───── SOURCE DATA

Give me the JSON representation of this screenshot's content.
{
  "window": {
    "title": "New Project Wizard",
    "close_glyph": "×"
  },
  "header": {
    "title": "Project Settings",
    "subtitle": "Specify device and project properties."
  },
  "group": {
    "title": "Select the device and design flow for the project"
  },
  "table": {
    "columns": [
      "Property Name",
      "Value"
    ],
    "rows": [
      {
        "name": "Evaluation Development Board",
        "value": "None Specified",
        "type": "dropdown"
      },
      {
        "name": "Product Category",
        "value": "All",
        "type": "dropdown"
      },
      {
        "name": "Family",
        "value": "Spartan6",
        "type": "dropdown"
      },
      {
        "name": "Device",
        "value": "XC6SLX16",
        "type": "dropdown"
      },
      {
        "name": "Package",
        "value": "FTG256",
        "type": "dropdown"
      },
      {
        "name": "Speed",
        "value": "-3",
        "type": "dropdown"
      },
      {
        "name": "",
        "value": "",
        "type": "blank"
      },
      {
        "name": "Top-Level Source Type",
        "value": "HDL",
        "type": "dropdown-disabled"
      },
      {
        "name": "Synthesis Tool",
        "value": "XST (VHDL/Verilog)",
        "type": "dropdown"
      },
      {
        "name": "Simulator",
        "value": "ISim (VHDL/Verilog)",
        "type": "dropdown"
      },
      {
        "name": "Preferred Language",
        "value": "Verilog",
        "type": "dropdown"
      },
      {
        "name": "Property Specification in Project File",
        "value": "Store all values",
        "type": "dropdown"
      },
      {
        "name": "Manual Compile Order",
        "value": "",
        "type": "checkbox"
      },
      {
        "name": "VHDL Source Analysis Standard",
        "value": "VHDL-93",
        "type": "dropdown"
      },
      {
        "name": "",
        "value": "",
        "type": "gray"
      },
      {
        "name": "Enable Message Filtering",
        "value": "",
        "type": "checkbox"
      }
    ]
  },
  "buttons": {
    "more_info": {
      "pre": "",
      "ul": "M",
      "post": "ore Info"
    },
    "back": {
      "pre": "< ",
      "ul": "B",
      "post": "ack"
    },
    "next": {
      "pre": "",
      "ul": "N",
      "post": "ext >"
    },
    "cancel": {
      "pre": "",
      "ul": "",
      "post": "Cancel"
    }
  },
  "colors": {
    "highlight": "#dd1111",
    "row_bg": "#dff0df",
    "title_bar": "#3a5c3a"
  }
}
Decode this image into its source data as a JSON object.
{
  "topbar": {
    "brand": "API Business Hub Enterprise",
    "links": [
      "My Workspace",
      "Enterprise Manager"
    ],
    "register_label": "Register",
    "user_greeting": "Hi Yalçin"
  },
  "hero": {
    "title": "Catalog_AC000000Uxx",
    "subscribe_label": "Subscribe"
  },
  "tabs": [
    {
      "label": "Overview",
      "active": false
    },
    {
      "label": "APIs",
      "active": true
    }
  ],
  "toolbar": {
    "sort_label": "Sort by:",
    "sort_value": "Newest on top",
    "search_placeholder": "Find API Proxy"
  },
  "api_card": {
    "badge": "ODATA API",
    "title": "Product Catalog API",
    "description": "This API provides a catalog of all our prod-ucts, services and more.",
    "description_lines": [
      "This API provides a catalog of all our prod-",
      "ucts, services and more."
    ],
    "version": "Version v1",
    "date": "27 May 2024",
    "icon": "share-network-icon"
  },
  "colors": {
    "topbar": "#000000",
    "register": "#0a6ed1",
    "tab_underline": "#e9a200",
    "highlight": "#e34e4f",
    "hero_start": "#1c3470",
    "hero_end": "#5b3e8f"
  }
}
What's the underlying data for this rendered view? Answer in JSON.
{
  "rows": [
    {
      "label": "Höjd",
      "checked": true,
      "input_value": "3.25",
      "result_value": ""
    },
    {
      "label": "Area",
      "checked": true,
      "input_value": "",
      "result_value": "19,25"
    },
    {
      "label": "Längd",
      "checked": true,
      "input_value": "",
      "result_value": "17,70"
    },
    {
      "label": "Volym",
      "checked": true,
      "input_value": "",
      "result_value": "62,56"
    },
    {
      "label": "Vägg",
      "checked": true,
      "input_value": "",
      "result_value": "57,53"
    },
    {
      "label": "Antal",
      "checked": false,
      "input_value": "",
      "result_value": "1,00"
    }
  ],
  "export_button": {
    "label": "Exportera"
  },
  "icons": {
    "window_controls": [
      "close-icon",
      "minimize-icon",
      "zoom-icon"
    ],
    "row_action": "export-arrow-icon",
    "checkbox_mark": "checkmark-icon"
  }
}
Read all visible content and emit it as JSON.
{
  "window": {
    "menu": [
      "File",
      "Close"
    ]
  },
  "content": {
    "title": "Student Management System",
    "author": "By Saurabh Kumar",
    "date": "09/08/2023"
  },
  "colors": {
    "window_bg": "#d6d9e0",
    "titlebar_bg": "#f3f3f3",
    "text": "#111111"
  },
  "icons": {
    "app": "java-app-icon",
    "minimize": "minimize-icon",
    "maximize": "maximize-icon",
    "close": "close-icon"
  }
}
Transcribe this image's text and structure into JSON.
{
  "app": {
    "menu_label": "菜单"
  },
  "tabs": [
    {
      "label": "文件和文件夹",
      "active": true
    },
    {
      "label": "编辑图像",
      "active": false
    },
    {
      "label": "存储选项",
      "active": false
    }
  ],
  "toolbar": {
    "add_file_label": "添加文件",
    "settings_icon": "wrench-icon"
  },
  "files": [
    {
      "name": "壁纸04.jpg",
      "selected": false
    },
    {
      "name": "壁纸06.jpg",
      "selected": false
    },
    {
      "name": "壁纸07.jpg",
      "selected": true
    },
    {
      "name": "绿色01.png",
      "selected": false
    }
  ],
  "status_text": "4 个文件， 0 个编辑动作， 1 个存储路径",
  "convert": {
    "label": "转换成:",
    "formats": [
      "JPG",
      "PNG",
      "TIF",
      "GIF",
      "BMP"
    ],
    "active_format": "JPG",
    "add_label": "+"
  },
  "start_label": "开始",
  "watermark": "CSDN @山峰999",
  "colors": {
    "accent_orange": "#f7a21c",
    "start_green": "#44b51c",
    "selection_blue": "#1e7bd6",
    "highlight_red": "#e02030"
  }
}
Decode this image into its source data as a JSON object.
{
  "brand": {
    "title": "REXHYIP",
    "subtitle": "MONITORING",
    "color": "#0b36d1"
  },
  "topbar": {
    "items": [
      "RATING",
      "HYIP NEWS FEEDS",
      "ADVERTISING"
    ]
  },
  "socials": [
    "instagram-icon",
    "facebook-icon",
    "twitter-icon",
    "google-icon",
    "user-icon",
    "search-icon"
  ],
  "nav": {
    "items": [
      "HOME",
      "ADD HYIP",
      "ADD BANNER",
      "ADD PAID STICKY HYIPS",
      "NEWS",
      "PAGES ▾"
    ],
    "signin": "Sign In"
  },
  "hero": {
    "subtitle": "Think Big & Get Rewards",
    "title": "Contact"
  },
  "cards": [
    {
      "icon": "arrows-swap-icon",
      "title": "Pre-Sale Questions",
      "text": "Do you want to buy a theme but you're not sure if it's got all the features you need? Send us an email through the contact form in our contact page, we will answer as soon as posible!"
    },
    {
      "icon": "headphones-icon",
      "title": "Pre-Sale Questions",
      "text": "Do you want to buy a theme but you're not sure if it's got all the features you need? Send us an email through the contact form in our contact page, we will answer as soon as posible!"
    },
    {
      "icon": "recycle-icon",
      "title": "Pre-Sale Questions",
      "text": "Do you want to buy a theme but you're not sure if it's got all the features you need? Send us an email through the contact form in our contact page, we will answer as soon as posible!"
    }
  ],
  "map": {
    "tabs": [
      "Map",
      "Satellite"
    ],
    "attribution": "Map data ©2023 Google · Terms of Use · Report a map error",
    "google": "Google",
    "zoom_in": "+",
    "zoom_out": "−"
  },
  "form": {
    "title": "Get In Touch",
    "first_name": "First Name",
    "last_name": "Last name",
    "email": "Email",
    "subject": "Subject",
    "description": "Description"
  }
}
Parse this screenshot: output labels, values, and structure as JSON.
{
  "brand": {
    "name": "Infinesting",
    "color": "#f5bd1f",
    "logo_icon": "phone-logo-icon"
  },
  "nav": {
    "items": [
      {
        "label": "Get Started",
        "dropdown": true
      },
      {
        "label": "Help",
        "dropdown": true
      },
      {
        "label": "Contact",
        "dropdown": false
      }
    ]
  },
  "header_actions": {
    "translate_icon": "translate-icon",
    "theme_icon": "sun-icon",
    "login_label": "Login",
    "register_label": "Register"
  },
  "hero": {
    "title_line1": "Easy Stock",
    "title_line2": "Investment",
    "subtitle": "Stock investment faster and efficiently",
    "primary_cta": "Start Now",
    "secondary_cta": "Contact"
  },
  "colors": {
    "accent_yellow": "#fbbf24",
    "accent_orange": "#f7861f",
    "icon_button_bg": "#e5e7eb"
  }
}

──────────

Review the preceding data and report every line that includes the string "post".

      "post": "ore Info"
      "post": "ack"
      "post": "ext >"
      "post": "Cancel"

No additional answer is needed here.